>> start
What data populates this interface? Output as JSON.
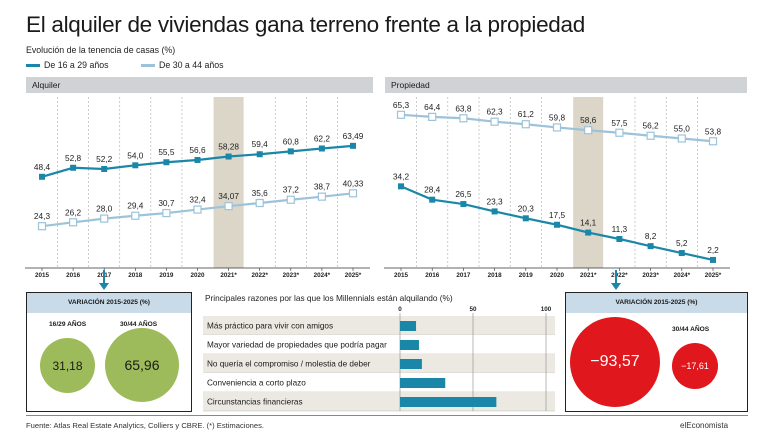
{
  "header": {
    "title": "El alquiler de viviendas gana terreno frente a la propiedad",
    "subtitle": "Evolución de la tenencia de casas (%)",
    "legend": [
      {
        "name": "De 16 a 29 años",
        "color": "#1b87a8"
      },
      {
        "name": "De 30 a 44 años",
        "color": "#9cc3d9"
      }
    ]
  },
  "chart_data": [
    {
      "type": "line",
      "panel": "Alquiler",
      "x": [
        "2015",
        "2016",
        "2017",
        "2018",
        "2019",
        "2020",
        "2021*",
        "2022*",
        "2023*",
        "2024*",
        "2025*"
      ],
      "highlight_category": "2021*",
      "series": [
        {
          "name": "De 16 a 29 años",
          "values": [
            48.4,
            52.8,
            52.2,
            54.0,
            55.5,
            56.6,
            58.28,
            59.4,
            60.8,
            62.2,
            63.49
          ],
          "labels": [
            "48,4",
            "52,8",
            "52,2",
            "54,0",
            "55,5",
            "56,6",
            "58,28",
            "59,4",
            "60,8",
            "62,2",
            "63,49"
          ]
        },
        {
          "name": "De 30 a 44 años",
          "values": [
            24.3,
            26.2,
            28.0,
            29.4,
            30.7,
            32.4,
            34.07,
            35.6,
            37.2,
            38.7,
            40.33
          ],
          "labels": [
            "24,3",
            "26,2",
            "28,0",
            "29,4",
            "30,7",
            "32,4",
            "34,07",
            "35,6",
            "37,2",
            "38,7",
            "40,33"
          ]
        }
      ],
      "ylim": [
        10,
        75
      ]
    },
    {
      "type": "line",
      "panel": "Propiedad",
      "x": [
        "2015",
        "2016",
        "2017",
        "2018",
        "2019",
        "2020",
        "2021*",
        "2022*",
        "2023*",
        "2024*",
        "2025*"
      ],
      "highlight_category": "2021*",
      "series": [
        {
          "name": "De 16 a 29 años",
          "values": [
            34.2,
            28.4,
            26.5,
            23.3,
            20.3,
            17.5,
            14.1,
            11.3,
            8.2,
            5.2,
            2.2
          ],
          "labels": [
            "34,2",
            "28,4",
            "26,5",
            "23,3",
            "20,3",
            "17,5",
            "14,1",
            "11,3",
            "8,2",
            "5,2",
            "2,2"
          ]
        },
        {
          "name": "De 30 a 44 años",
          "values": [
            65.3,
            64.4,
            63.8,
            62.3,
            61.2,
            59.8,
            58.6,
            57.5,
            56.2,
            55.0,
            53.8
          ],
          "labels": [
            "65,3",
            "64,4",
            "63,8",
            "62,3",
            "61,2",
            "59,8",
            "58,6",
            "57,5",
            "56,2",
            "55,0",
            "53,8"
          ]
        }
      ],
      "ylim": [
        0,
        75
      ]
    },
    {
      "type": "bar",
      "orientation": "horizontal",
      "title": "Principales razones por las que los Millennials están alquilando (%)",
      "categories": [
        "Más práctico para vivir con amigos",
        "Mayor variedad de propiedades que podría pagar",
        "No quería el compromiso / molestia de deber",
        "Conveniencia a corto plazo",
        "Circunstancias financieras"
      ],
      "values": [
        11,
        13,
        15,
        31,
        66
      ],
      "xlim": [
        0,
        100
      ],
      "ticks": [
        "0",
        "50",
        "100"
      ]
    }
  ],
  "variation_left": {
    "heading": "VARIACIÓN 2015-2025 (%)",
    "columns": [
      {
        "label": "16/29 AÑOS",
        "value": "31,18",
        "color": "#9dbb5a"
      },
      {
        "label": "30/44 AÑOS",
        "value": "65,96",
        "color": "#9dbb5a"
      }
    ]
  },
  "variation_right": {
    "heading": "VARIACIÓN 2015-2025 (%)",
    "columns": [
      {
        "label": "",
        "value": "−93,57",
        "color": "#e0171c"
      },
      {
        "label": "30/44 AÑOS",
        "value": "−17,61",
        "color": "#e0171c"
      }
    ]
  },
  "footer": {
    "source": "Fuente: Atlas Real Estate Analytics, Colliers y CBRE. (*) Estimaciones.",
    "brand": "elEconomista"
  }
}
>> end
> [Challenge] Without the pictures, restate all the entries above exactly.

> [Worked answer]
What data populates this interface? Output as JSON.
{
  "header": {
    "title": "El alquiler de viviendas gana terreno frente a la propiedad",
    "subtitle": "Evolución de la tenencia de casas (%)",
    "legend": [
      {
        "name": "De 16 a 29 años",
        "color": "#1b87a8"
      },
      {
        "name": "De 30 a 44 años",
        "color": "#9cc3d9"
      }
    ]
  },
  "chart_data": [
    {
      "type": "line",
      "panel": "Alquiler",
      "x": [
        "2015",
        "2016",
        "2017",
        "2018",
        "2019",
        "2020",
        "2021*",
        "2022*",
        "2023*",
        "2024*",
        "2025*"
      ],
      "highlight_category": "2021*",
      "series": [
        {
          "name": "De 16 a 29 años",
          "values": [
            48.4,
            52.8,
            52.2,
            54.0,
            55.5,
            56.6,
            58.28,
            59.4,
            60.8,
            62.2,
            63.49
          ],
          "labels": [
            "48,4",
            "52,8",
            "52,2",
            "54,0",
            "55,5",
            "56,6",
            "58,28",
            "59,4",
            "60,8",
            "62,2",
            "63,49"
          ]
        },
        {
          "name": "De 30 a 44 años",
          "values": [
            24.3,
            26.2,
            28.0,
            29.4,
            30.7,
            32.4,
            34.07,
            35.6,
            37.2,
            38.7,
            40.33
          ],
          "labels": [
            "24,3",
            "26,2",
            "28,0",
            "29,4",
            "30,7",
            "32,4",
            "34,07",
            "35,6",
            "37,2",
            "38,7",
            "40,33"
          ]
        }
      ],
      "ylim": [
        10,
        75
      ]
    },
    {
      "type": "line",
      "panel": "Propiedad",
      "x": [
        "2015",
        "2016",
        "2017",
        "2018",
        "2019",
        "2020",
        "2021*",
        "2022*",
        "2023*",
        "2024*",
        "2025*"
      ],
      "highlight_category": "2021*",
      "series": [
        {
          "name": "De 16 a 29 años",
          "values": [
            34.2,
            28.4,
            26.5,
            23.3,
            20.3,
            17.5,
            14.1,
            11.3,
            8.2,
            5.2,
            2.2
          ],
          "labels": [
            "34,2",
            "28,4",
            "26,5",
            "23,3",
            "20,3",
            "17,5",
            "14,1",
            "11,3",
            "8,2",
            "5,2",
            "2,2"
          ]
        },
        {
          "name": "De 30 a 44 años",
          "values": [
            65.3,
            64.4,
            63.8,
            62.3,
            61.2,
            59.8,
            58.6,
            57.5,
            56.2,
            55.0,
            53.8
          ],
          "labels": [
            "65,3",
            "64,4",
            "63,8",
            "62,3",
            "61,2",
            "59,8",
            "58,6",
            "57,5",
            "56,2",
            "55,0",
            "53,8"
          ]
        }
      ],
      "ylim": [
        0,
        75
      ]
    },
    {
      "type": "bar",
      "orientation": "horizontal",
      "title": "Principales razones por las que los Millennials están alquilando (%)",
      "categories": [
        "Más práctico para vivir con amigos",
        "Mayor variedad de propiedades que podría pagar",
        "No quería el compromiso / molestia de deber",
        "Conveniencia a corto plazo",
        "Circunstancias financieras"
      ],
      "values": [
        11,
        13,
        15,
        31,
        66
      ],
      "xlim": [
        0,
        100
      ],
      "ticks": [
        "0",
        "50",
        "100"
      ]
    }
  ],
  "variation_left": {
    "heading": "VARIACIÓN 2015-2025 (%)",
    "columns": [
      {
        "label": "16/29 AÑOS",
        "value": "31,18",
        "color": "#9dbb5a"
      },
      {
        "label": "30/44 AÑOS",
        "value": "65,96",
        "color": "#9dbb5a"
      }
    ]
  },
  "variation_right": {
    "heading": "VARIACIÓN 2015-2025 (%)",
    "columns": [
      {
        "label": "",
        "value": "−93,57",
        "color": "#e0171c"
      },
      {
        "label": "30/44 AÑOS",
        "value": "−17,61",
        "color": "#e0171c"
      }
    ]
  },
  "footer": {
    "source": "Fuente: Atlas Real Estate Analytics, Colliers y CBRE. (*) Estimaciones.",
    "brand": "elEconomista"
  }
}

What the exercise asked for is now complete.